_Given exercise_: Wherever a line below holds the word "label", copy that line.

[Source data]
:::

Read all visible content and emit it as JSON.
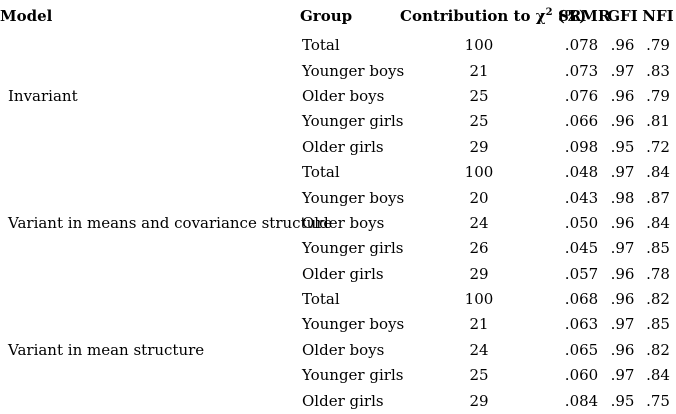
{
  "colors": {
    "background": "#ffffff",
    "text": "#000000"
  },
  "table": {
    "headers": {
      "model": "Model",
      "group": "Group",
      "contribution_prefix": "Contribution to χ",
      "contribution_sup": "2",
      "contribution_suffix": " (%)",
      "srmr": "SRMR",
      "gfi": "GFI",
      "nfi": "NFI"
    },
    "groups": [
      {
        "model": "Invariant",
        "rows": [
          {
            "group": "Total",
            "contribution": "100",
            "srmr": ".078",
            "gfi": ".96",
            "nfi": ".79"
          },
          {
            "group": "Younger boys",
            "contribution": "21",
            "srmr": ".073",
            "gfi": ".97",
            "nfi": ".83"
          },
          {
            "group": "Older boys",
            "contribution": "25",
            "srmr": ".076",
            "gfi": ".96",
            "nfi": ".79"
          },
          {
            "group": "Younger girls",
            "contribution": "25",
            "srmr": ".066",
            "gfi": ".96",
            "nfi": ".81"
          },
          {
            "group": "Older girls",
            "contribution": "29",
            "srmr": ".098",
            "gfi": ".95",
            "nfi": ".72"
          }
        ]
      },
      {
        "model": "Variant in means and covariance structure",
        "rows": [
          {
            "group": "Total",
            "contribution": "100",
            "srmr": ".048",
            "gfi": ".97",
            "nfi": ".84"
          },
          {
            "group": "Younger boys",
            "contribution": "20",
            "srmr": ".043",
            "gfi": ".98",
            "nfi": ".87"
          },
          {
            "group": "Older boys",
            "contribution": "24",
            "srmr": ".050",
            "gfi": ".96",
            "nfi": ".84"
          },
          {
            "group": "Younger girls",
            "contribution": "26",
            "srmr": ".045",
            "gfi": ".97",
            "nfi": ".85"
          },
          {
            "group": "Older girls",
            "contribution": "29",
            "srmr": ".057",
            "gfi": ".96",
            "nfi": ".78"
          }
        ]
      },
      {
        "model": "Variant in mean structure",
        "rows": [
          {
            "group": "Total",
            "contribution": "100",
            "srmr": ".068",
            "gfi": ".96",
            "nfi": ".82"
          },
          {
            "group": "Younger boys",
            "contribution": "21",
            "srmr": ".063",
            "gfi": ".97",
            "nfi": ".85"
          },
          {
            "group": "Older boys",
            "contribution": "24",
            "srmr": ".065",
            "gfi": ".96",
            "nfi": ".82"
          },
          {
            "group": "Younger girls",
            "contribution": "25",
            "srmr": ".060",
            "gfi": ".97",
            "nfi": ".84"
          },
          {
            "group": "Older girls",
            "contribution": "29",
            "srmr": ".084",
            "gfi": ".95",
            "nfi": ".75"
          }
        ]
      }
    ]
  }
}
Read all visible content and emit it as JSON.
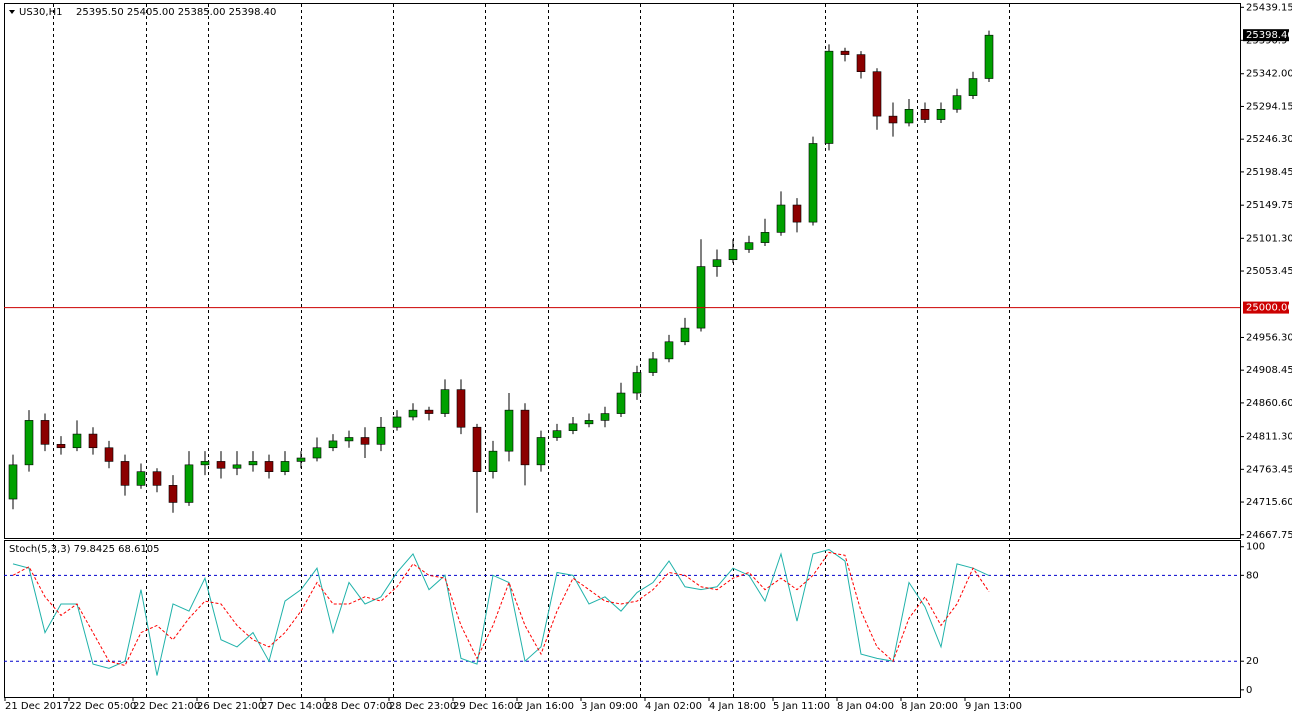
{
  "chart_data": [
    {
      "type": "candlestick",
      "title": "US30,H1",
      "subtitle": "25395.50 25405.00 25385.00 25398.40",
      "categories": [
        "21 Dec 2017",
        null,
        null,
        null,
        "22 Dec 05:00",
        null,
        null,
        null,
        "22 Dec 21:00",
        null,
        null,
        null,
        "26 Dec 21:00",
        null,
        null,
        null,
        "27 Dec 14:00",
        null,
        null,
        null,
        "28 Dec 07:00",
        null,
        null,
        null,
        "28 Dec 23:00",
        null,
        null,
        null,
        "29 Dec 16:00",
        null,
        null,
        null,
        "2 Jan 16:00",
        null,
        null,
        null,
        "3 Jan 09:00",
        null,
        null,
        null,
        "4 Jan 02:00",
        null,
        null,
        null,
        "4 Jan 18:00",
        null,
        null,
        null,
        "5 Jan 11:00",
        null,
        null,
        null,
        "8 Jan 04:00",
        null,
        null,
        null,
        "8 Jan 20:00",
        null,
        null,
        null,
        "9 Jan 13:00",
        null
      ],
      "open": [
        24720,
        24770,
        24835,
        24800,
        24795,
        24815,
        24795,
        24775,
        24740,
        24760,
        24740,
        24715,
        24770,
        24775,
        24765,
        24770,
        24775,
        24760,
        24775,
        24780,
        24795,
        24805,
        24810,
        24800,
        24825,
        24840,
        24850,
        24845,
        24880,
        24825,
        24760,
        24790,
        24850,
        24770,
        24810,
        24820,
        24830,
        24835,
        24845,
        24875,
        24905,
        24925,
        24950,
        24970,
        25060,
        25070,
        25085,
        25095,
        25110,
        25150,
        25125,
        25240,
        25375,
        25370,
        25345,
        25280,
        25270,
        25290,
        25275,
        25290,
        25310,
        25335
      ],
      "high": [
        24785,
        24850,
        24845,
        24812,
        24835,
        24825,
        24805,
        24785,
        24772,
        24765,
        24755,
        24790,
        24790,
        24790,
        24790,
        24790,
        24785,
        24790,
        24790,
        24810,
        24815,
        24820,
        24825,
        24840,
        24850,
        24860,
        24855,
        24895,
        24895,
        24830,
        24805,
        24875,
        24860,
        24820,
        24830,
        24840,
        24845,
        24855,
        24890,
        24915,
        24935,
        24960,
        24985,
        25100,
        25085,
        25100,
        25105,
        25130,
        25170,
        25160,
        25250,
        25385,
        25380,
        25375,
        25350,
        25300,
        25305,
        25300,
        25300,
        25320,
        25345,
        25405
      ],
      "low": [
        24705,
        24760,
        24790,
        24785,
        24790,
        24785,
        24765,
        24725,
        24735,
        24730,
        24700,
        24710,
        24755,
        24750,
        24755,
        24760,
        24750,
        24755,
        24765,
        24775,
        24790,
        24795,
        24780,
        24790,
        24820,
        24835,
        24835,
        24840,
        24815,
        24700,
        24750,
        24775,
        24740,
        24760,
        24805,
        24815,
        24825,
        24825,
        24840,
        24865,
        24900,
        24920,
        24945,
        24965,
        25045,
        25065,
        25080,
        25090,
        25105,
        25110,
        25120,
        25230,
        25360,
        25335,
        25260,
        25250,
        25265,
        25270,
        25270,
        25285,
        25305,
        25330
      ],
      "close": [
        24770,
        24835,
        24800,
        24795,
        24815,
        24795,
        24775,
        24740,
        24760,
        24740,
        24715,
        24770,
        24775,
        24765,
        24770,
        24775,
        24760,
        24775,
        24780,
        24795,
        24805,
        24810,
        24800,
        24825,
        24840,
        24850,
        24845,
        24880,
        24825,
        24760,
        24790,
        24850,
        24770,
        24810,
        24820,
        24830,
        24835,
        24845,
        24875,
        24905,
        24925,
        24950,
        24970,
        25060,
        25070,
        25085,
        25095,
        25110,
        25150,
        25125,
        25240,
        25375,
        25370,
        25345,
        25280,
        25270,
        25290,
        25275,
        25290,
        25310,
        25335,
        25398.4
      ],
      "up_color": "#00a000",
      "down_color": "#8b0000",
      "wick_color": "#000000",
      "ylim": [
        24663,
        25444
      ],
      "yticks": [
        25439.15,
        25390.9,
        {
          "value": 25342,
          "label": "25342.00"
        },
        25294.15,
        {
          "value": 25246.3,
          "label": "25246.30"
        },
        25198.45,
        25149.75,
        {
          "value": 25101.3,
          "label": "25101.30"
        },
        25053.45,
        {
          "value": 24956.3,
          "label": "24956.30"
        },
        24908.45,
        {
          "value": 24860.6,
          "label": "24860.60"
        },
        {
          "value": 24811.3,
          "label": "24811.30"
        },
        24763.45,
        {
          "value": 24715.6,
          "label": "24715.60"
        },
        24667.75
      ],
      "price_line": {
        "value": 25000,
        "label": "25000.00",
        "color": "#cc0000"
      },
      "last_price": {
        "value": 25398.4,
        "label": "25398.40",
        "color": "#000000"
      }
    },
    {
      "type": "line",
      "title": "Stoch(5,3,3) 79.8425 68.6105",
      "series": [
        {
          "color": "#20b2aa",
          "dash": false,
          "values": [
            88,
            85,
            40,
            60,
            60,
            18,
            15,
            20,
            70,
            10,
            60,
            55,
            78,
            35,
            30,
            40,
            20,
            62,
            70,
            85,
            40,
            75,
            60,
            65,
            82,
            95,
            70,
            80,
            22,
            18,
            80,
            75,
            20,
            30,
            82,
            80,
            60,
            65,
            55,
            68,
            75,
            90,
            72,
            70,
            72,
            85,
            80,
            62,
            95,
            48,
            95,
            98,
            90,
            25,
            22,
            20,
            75,
            58,
            30,
            88,
            85,
            79.8425
          ]
        },
        {
          "color": "#ff0000",
          "dash": true,
          "values": [
            80,
            86,
            65,
            52,
            60,
            40,
            20,
            17,
            40,
            45,
            35,
            50,
            62,
            60,
            45,
            35,
            30,
            40,
            55,
            75,
            60,
            60,
            65,
            62,
            72,
            88,
            80,
            78,
            45,
            22,
            45,
            75,
            45,
            25,
            55,
            78,
            70,
            62,
            60,
            62,
            70,
            82,
            80,
            72,
            70,
            78,
            82,
            70,
            78,
            70,
            80,
            96,
            94,
            55,
            30,
            20,
            50,
            65,
            45,
            60,
            85,
            68.6105
          ]
        }
      ],
      "ylim": [
        -5,
        104
      ],
      "yticks": [
        100,
        80,
        20,
        0
      ],
      "levels": [
        80,
        20
      ],
      "level_color": "#0000cc"
    }
  ]
}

:::

_Answer to this problem_:
          "label": "25342.00"
          "label": "25246.30"
          "label": "25101.30"
          "label": "24956.30"
          "label": "24860.60"
          "label": "24811.30"
          "label": "24715.60"
        "label": "25000.00",
        "label": "25398.40",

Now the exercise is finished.